--- Data shown ---
● ● ● ● ●

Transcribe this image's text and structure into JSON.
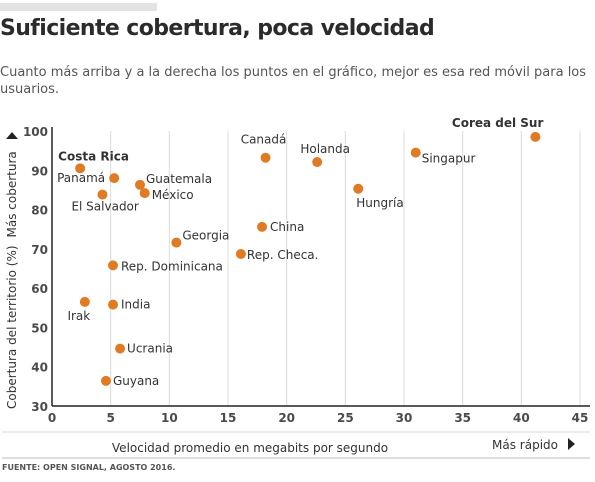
{
  "header": {
    "title": "Suficiente cobertura, poca velocidad",
    "subtitle": "Cuanto más arriba y a la derecha los puntos en el gráfico, mejor es esa red móvil para los usuarios."
  },
  "footer": {
    "source": "FUENTE: OPEN SIGNAL, AGOSTO 2016."
  },
  "chart_data": {
    "type": "scatter",
    "xlabel": "Velocidad promedio en megabits por segundo",
    "ylabel": "Cobertura del territorio (%)",
    "x_direction_label": "Más rápido",
    "y_direction_label": "Más cobertura",
    "xlim": [
      0,
      45
    ],
    "ylim": [
      30,
      100
    ],
    "x_ticks": [
      0,
      5,
      10,
      15,
      20,
      25,
      30,
      35,
      40,
      45
    ],
    "y_ticks": [
      30,
      40,
      50,
      60,
      70,
      80,
      90,
      100
    ],
    "grid": "vertical",
    "point_color": "#e07b24",
    "points": [
      {
        "label": "Costa Rica",
        "x": 2.4,
        "y": 90.5,
        "highlight": true
      },
      {
        "label": "Panamá",
        "x": 5.3,
        "y": 88.0
      },
      {
        "label": "Guatemala",
        "x": 7.5,
        "y": 86.3
      },
      {
        "label": "México",
        "x": 7.9,
        "y": 84.2
      },
      {
        "label": "El Salvador",
        "x": 4.3,
        "y": 83.8
      },
      {
        "label": "Canadá",
        "x": 18.2,
        "y": 93.2
      },
      {
        "label": "Holanda",
        "x": 22.6,
        "y": 92.1
      },
      {
        "label": "Corea del Sur",
        "x": 41.2,
        "y": 98.5,
        "highlight": true
      },
      {
        "label": "Singapur",
        "x": 31.0,
        "y": 94.5
      },
      {
        "label": "Hungría",
        "x": 26.1,
        "y": 85.3
      },
      {
        "label": "China",
        "x": 17.9,
        "y": 75.6
      },
      {
        "label": "Georgia",
        "x": 10.6,
        "y": 71.6
      },
      {
        "label": "Rep. Checa.",
        "x": 16.1,
        "y": 68.7
      },
      {
        "label": "Rep. Dominicana",
        "x": 5.2,
        "y": 65.8
      },
      {
        "label": "Irak",
        "x": 2.8,
        "y": 56.5
      },
      {
        "label": "India",
        "x": 5.2,
        "y": 55.8
      },
      {
        "label": "Ucrania",
        "x": 5.8,
        "y": 44.6
      },
      {
        "label": "Guyana",
        "x": 4.6,
        "y": 36.4
      }
    ]
  }
}
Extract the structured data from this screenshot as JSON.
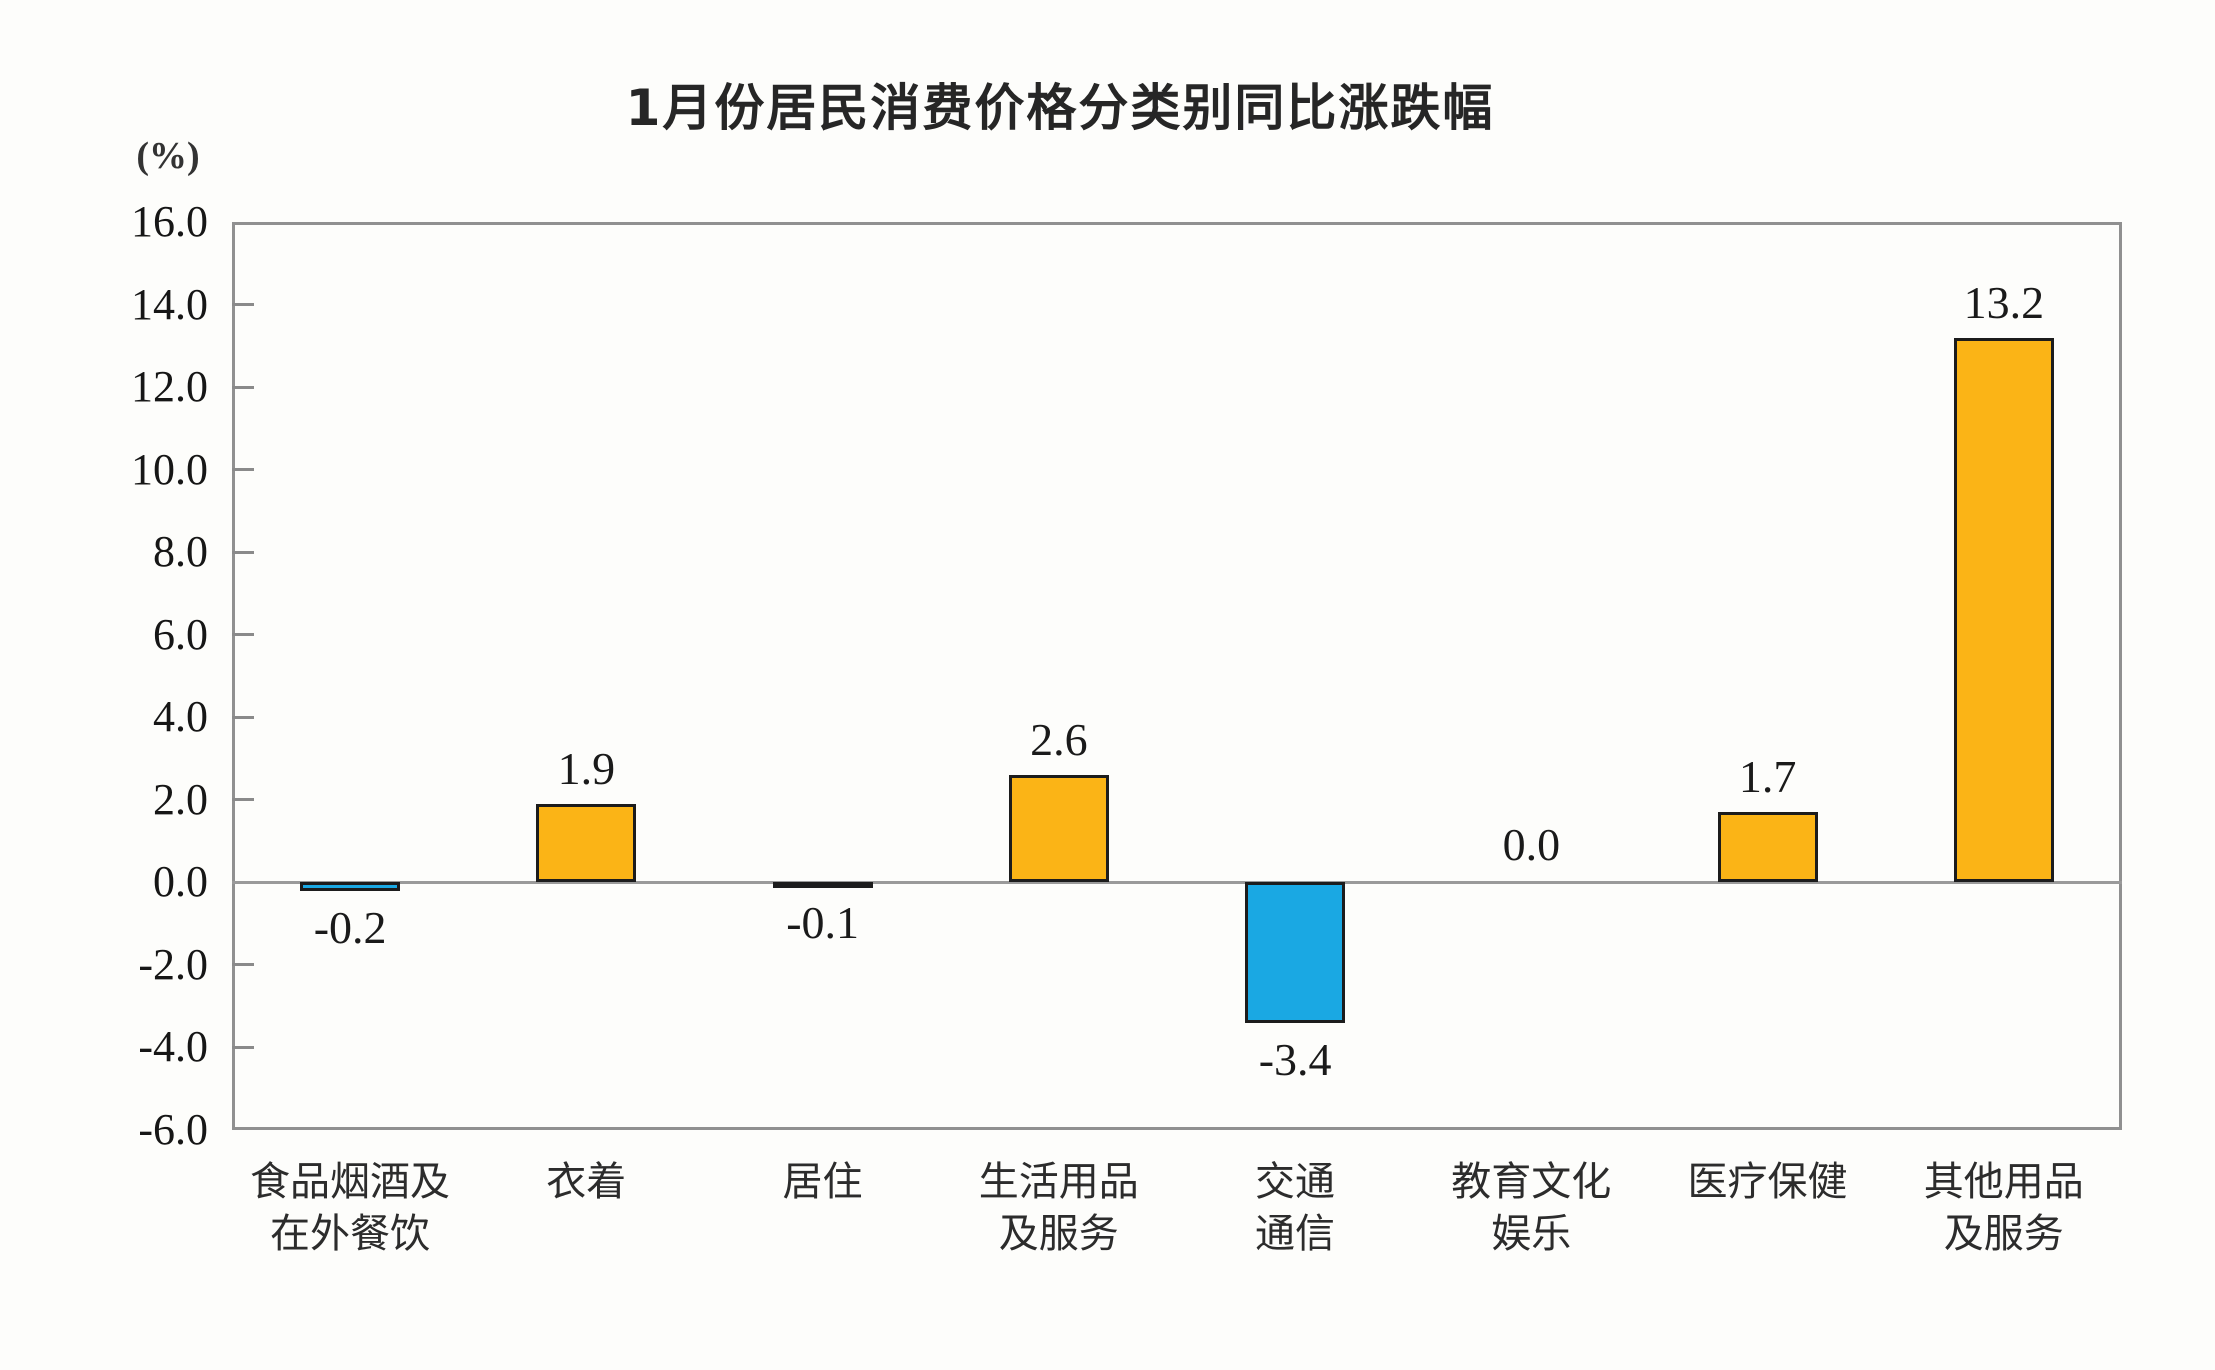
{
  "page": {
    "background": "#fdfdfb"
  },
  "chart_data": {
    "type": "bar",
    "title": "1月份居民消费价格分类别同比涨跌幅",
    "unit_label": "(%)",
    "categories": [
      "食品烟酒及在外餐饮",
      "衣着",
      "居住",
      "生活用品及服务",
      "交通通信",
      "教育文化娱乐",
      "医疗保健",
      "其他用品及服务"
    ],
    "category_lines": [
      [
        "食品烟酒及",
        "在外餐饮"
      ],
      [
        "衣着"
      ],
      [
        "居住"
      ],
      [
        "生活用品",
        "及服务"
      ],
      [
        "交通",
        "通信"
      ],
      [
        "教育文化",
        "娱乐"
      ],
      [
        "医疗保健"
      ],
      [
        "其他用品",
        "及服务"
      ]
    ],
    "values": [
      -0.2,
      1.9,
      -0.1,
      2.6,
      -3.4,
      0.0,
      1.7,
      13.2
    ],
    "value_labels": [
      "-0.2",
      "1.9",
      "-0.1",
      "2.6",
      "-3.4",
      "0.0",
      "1.7",
      "13.2"
    ],
    "xlabel": "",
    "ylabel": "",
    "ylim": [
      -6.0,
      16.0
    ],
    "ytick_step": 2.0,
    "ytick_labels": [
      "16.0",
      "14.0",
      "12.0",
      "10.0",
      "8.0",
      "6.0",
      "4.0",
      "2.0",
      "0.0",
      "-2.0",
      "-4.0",
      "-6.0"
    ],
    "grid": false,
    "legend": "none",
    "colors": {
      "positive_bar": "#FBB416",
      "negative_bar": "#1AA8E3",
      "bar_border": "#1C1C1C",
      "plot_border": "#909090",
      "zero_line": "#9A9A9A",
      "text": "#1E1E1E"
    }
  }
}
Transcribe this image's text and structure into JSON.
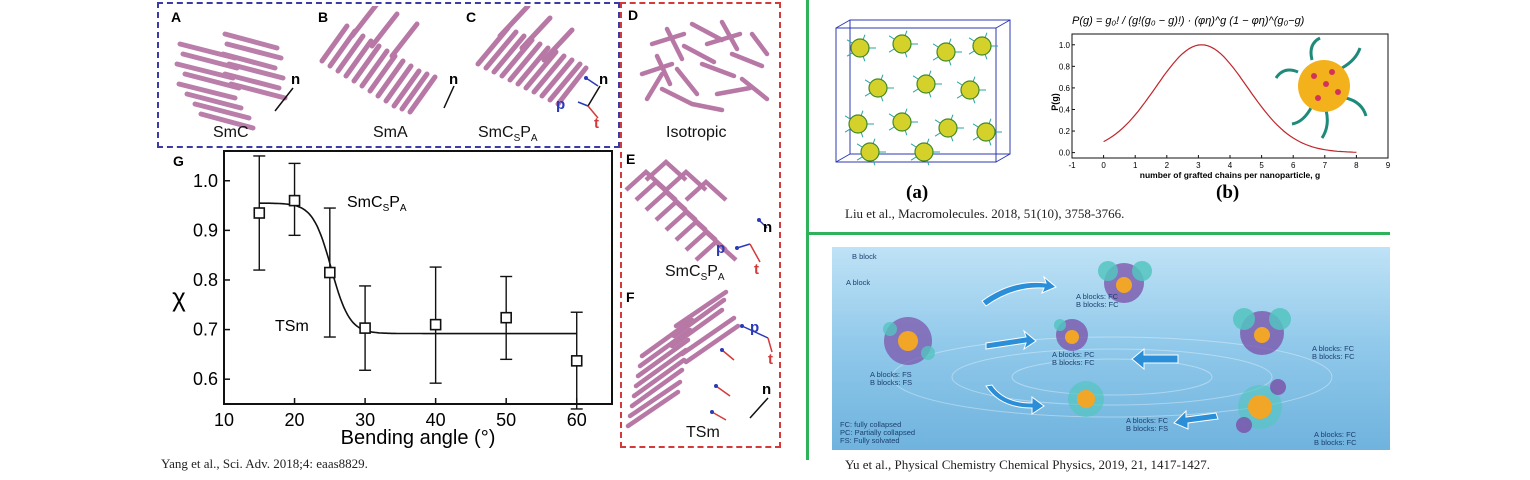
{
  "left_figure": {
    "panel_labels": {
      "a": "A",
      "b": "B",
      "c": "C",
      "d": "D",
      "e": "E",
      "f": "F",
      "g": "G"
    },
    "phases": {
      "smc": "SmC",
      "sma": "SmA",
      "smcspa": {
        "base": "SmC",
        "sub1": "S",
        "mid": "P",
        "sub2": "A"
      },
      "isotropic": "Isotropic",
      "tsm": "TSm"
    },
    "vector_labels": {
      "n": "n",
      "p": "p",
      "t": "t"
    },
    "caption": "Yang et al., Sci. Adv. 2018;4: eaas8829."
  },
  "chart_data": {
    "type": "scatter",
    "xlabel": "Bending angle (°)",
    "ylabel": "χ",
    "xlim": [
      10,
      65
    ],
    "ylim": [
      0.55,
      1.06
    ],
    "xticks": [
      10,
      20,
      30,
      40,
      50,
      60
    ],
    "yticks": [
      0.6,
      0.7,
      0.8,
      0.9,
      1.0
    ],
    "grid": false,
    "points": [
      {
        "x": 15,
        "y": 0.935,
        "err_low": 0.82,
        "err_high": 1.05
      },
      {
        "x": 20,
        "y": 0.96,
        "err_low": 0.89,
        "err_high": 1.035
      },
      {
        "x": 25,
        "y": 0.815,
        "err_low": 0.685,
        "err_high": 0.945
      },
      {
        "x": 30,
        "y": 0.703,
        "err_low": 0.618,
        "err_high": 0.788
      },
      {
        "x": 40,
        "y": 0.71,
        "err_low": 0.592,
        "err_high": 0.826
      },
      {
        "x": 50,
        "y": 0.724,
        "err_low": 0.64,
        "err_high": 0.807
      },
      {
        "x": 60,
        "y": 0.637,
        "err_low": 0.54,
        "err_high": 0.735
      }
    ],
    "fit_curve": {
      "high": 0.955,
      "low": 0.692,
      "center": 25.2,
      "width": 1.3
    },
    "annotations": {
      "upper": {
        "base": "SmC",
        "sub1": "S",
        "mid": "P",
        "sub2": "A"
      },
      "lower": "TSm"
    }
  },
  "right_top": {
    "label_a": "(a)",
    "label_b": "(b)",
    "caption": "Liu et al., Macromolecules. 2018, 51(10), 3758-3766.",
    "formula": "P(g) = g₀! / (g!(g₀ − g)!) · (φη)^g (1 − φη)^(g₀−g)",
    "inset_chart": {
      "type": "line",
      "xlabel": "number of grafted chains per nanoparticle, g",
      "ylabel": "P(g)",
      "xlim": [
        -1,
        9
      ],
      "ylim": [
        -0.05,
        1.1
      ],
      "xticks": [
        -1,
        0,
        1,
        2,
        3,
        4,
        5,
        6,
        7,
        8,
        9
      ],
      "yticks": [
        0.0,
        0.2,
        0.4,
        0.6,
        0.8,
        1.0
      ],
      "curve_color": "#c0262b",
      "peak_x": 3.1,
      "peak_y": 1.0
    }
  },
  "right_bottom": {
    "caption": "Yu et al., Physical Chemistry Chemical Physics, 2019, 21, 1417-1427.",
    "labels": {
      "b_block": "B block",
      "a_block": "A block",
      "fc_fc": [
        "A blocks: FC",
        "B blocks: FC"
      ],
      "pc_fc": [
        "A blocks: PC",
        "B blocks: FC"
      ],
      "fc_fc_right": [
        "A blocks: FC",
        "B blocks: FC"
      ],
      "fs_fs": [
        "A blocks: FS",
        "B blocks: FS"
      ],
      "fc_fs": [
        "A blocks: FC",
        "B blocks: FS"
      ],
      "fc_fc_bottom": [
        "A blocks: FC",
        "B blocks: FC"
      ],
      "legend": [
        "FC: fully collapsed",
        "PC: Partially collapsed",
        "FS: Fully solvated"
      ]
    }
  },
  "colors": {
    "blue_box": "#3a3aa8",
    "red_box": "#d43a3a",
    "green_line": "#2fb35a",
    "rod": "#c48ab5",
    "water": "#8fc8ea"
  }
}
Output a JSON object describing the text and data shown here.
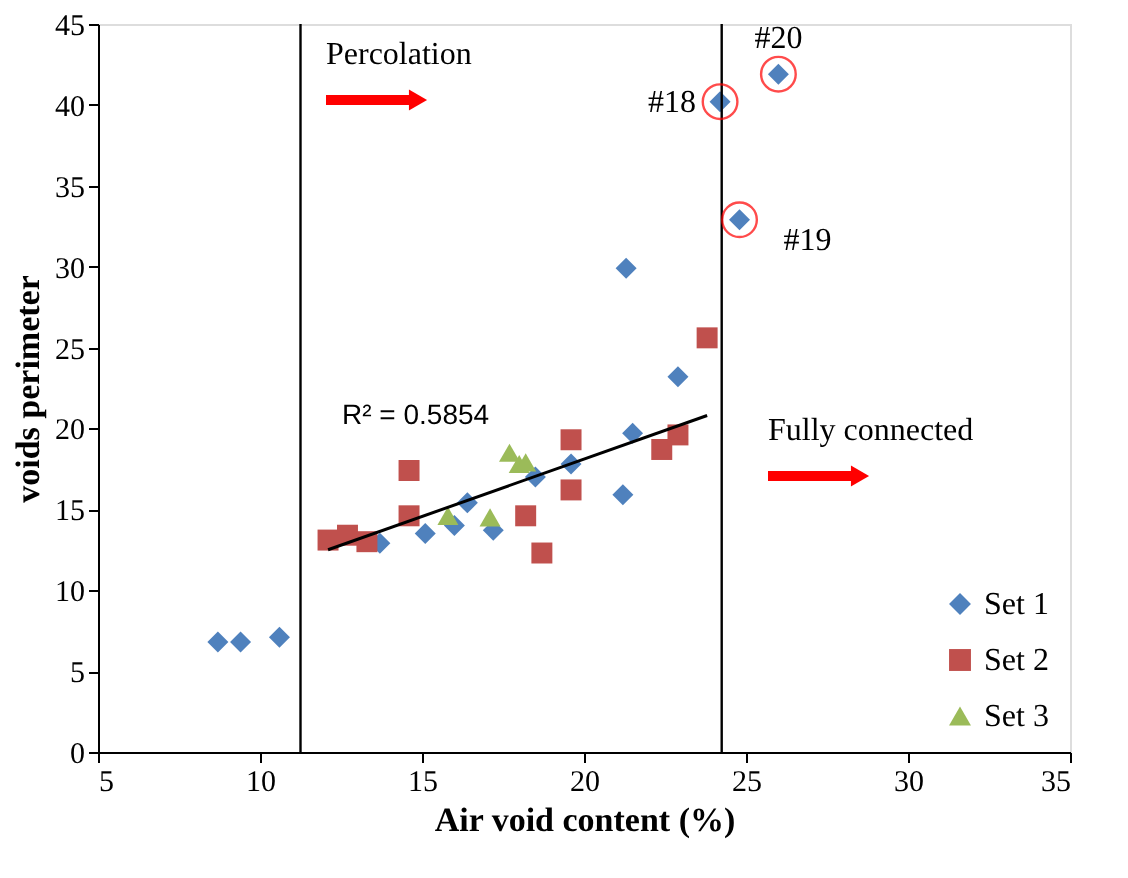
{
  "chart_data": {
    "type": "scatter",
    "xlabel": "Air void content (%)",
    "ylabel": "voids perimeter",
    "xlim": [
      5,
      35
    ],
    "xticks": [
      5,
      10,
      15,
      20,
      25,
      30,
      35
    ],
    "ylim": [
      0,
      45
    ],
    "yticks": [
      0,
      5,
      10,
      15,
      20,
      25,
      30,
      35,
      40,
      45
    ],
    "grid": false,
    "legend": "bottom right",
    "series": [
      {
        "name": "Set 1",
        "color": "#4f81bd",
        "marker": "diamond",
        "x": [
          8.7,
          9.4,
          10.6,
          13.7,
          15.1,
          16.0,
          16.4,
          17.2,
          18.5,
          19.6,
          21.2,
          21.5,
          22.9,
          21.3,
          24.2,
          26.0,
          24.8
        ],
        "values": [
          6.8,
          6.8,
          7.1,
          12.9,
          13.5,
          14.0,
          15.4,
          13.7,
          17.0,
          17.8,
          15.9,
          19.7,
          23.2,
          29.9,
          40.2,
          41.9,
          32.9
        ]
      },
      {
        "name": "Set 2",
        "color": "#c0504d",
        "marker": "square",
        "x": [
          12.1,
          12.7,
          13.3,
          14.6,
          14.6,
          18.2,
          18.7,
          19.6,
          19.6,
          22.4,
          22.9,
          23.8
        ],
        "values": [
          13.1,
          13.4,
          13.0,
          17.4,
          14.6,
          14.6,
          12.3,
          19.3,
          16.2,
          18.7,
          19.6,
          25.6
        ]
      },
      {
        "name": "Set 3",
        "color": "#9bbb59",
        "marker": "triangle",
        "x": [
          15.8,
          17.1,
          17.7,
          18.0,
          18.2
        ],
        "values": [
          14.6,
          14.5,
          18.5,
          17.8,
          17.9
        ]
      },
      {
        "type": "line",
        "color": "#000000",
        "x": [
          12.1,
          23.8
        ],
        "values": [
          12.5,
          20.8
        ]
      }
    ],
    "ref_lines": [
      {
        "axis": "x",
        "value": 11.25,
        "color": "#000000"
      },
      {
        "axis": "x",
        "value": 24.25,
        "color": "#000000"
      }
    ],
    "annotations": [
      "Percolation",
      {
        "text": "#18",
        "x": 24.2,
        "y": 40.2
      },
      {
        "text": "#20",
        "x": 26.0,
        "y": 41.9
      },
      {
        "text": "#19",
        "x": 24.8,
        "y": 32.9
      },
      "Fully connected",
      "R² = 0.5854"
    ]
  }
}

● ● ● ● ●

--- Exercise brief ---
Going over the lines above, work out how many include "legend", then give only that number.

--- Answer in full ---
3